Search the entries for the word "screenshot" and pull out each line that has it.

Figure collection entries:
** Start **
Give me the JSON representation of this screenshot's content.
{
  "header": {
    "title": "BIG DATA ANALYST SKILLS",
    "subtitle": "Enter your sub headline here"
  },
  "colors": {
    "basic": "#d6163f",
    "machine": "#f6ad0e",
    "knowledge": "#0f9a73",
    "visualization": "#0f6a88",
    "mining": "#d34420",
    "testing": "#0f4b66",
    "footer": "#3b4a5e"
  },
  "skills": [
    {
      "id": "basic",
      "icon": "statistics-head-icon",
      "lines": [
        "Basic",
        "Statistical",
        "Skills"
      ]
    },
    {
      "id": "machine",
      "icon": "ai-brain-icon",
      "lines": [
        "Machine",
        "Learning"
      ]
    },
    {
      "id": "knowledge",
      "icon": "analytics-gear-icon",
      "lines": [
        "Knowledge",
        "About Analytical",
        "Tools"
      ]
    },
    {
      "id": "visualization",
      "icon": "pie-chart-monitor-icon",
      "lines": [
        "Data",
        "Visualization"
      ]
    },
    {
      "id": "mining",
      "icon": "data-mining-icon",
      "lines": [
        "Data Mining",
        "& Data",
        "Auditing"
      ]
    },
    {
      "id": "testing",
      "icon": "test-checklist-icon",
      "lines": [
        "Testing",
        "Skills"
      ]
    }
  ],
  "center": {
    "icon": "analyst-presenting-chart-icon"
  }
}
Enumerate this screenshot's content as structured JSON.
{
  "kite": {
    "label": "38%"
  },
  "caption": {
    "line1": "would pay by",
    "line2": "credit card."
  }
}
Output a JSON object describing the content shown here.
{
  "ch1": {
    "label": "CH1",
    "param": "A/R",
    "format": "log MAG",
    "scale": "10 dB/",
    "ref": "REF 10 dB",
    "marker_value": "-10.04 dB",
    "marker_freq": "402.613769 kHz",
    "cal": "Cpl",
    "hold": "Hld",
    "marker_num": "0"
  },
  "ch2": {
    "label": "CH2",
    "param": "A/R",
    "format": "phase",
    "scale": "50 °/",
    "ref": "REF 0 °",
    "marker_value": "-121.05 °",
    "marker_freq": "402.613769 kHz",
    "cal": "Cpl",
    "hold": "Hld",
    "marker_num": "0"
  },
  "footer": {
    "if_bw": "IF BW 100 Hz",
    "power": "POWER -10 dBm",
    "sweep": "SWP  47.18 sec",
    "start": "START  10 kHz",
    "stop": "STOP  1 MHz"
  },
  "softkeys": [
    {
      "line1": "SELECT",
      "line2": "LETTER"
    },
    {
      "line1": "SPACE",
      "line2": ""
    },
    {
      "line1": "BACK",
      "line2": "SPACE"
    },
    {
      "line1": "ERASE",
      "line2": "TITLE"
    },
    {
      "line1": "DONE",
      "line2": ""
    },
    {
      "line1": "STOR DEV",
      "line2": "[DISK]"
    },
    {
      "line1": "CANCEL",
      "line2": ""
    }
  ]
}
** End **
• **Answer in full**
Give me the JSON representation of this screenshot's content.
Enumerate this screenshot's content as structured JSON.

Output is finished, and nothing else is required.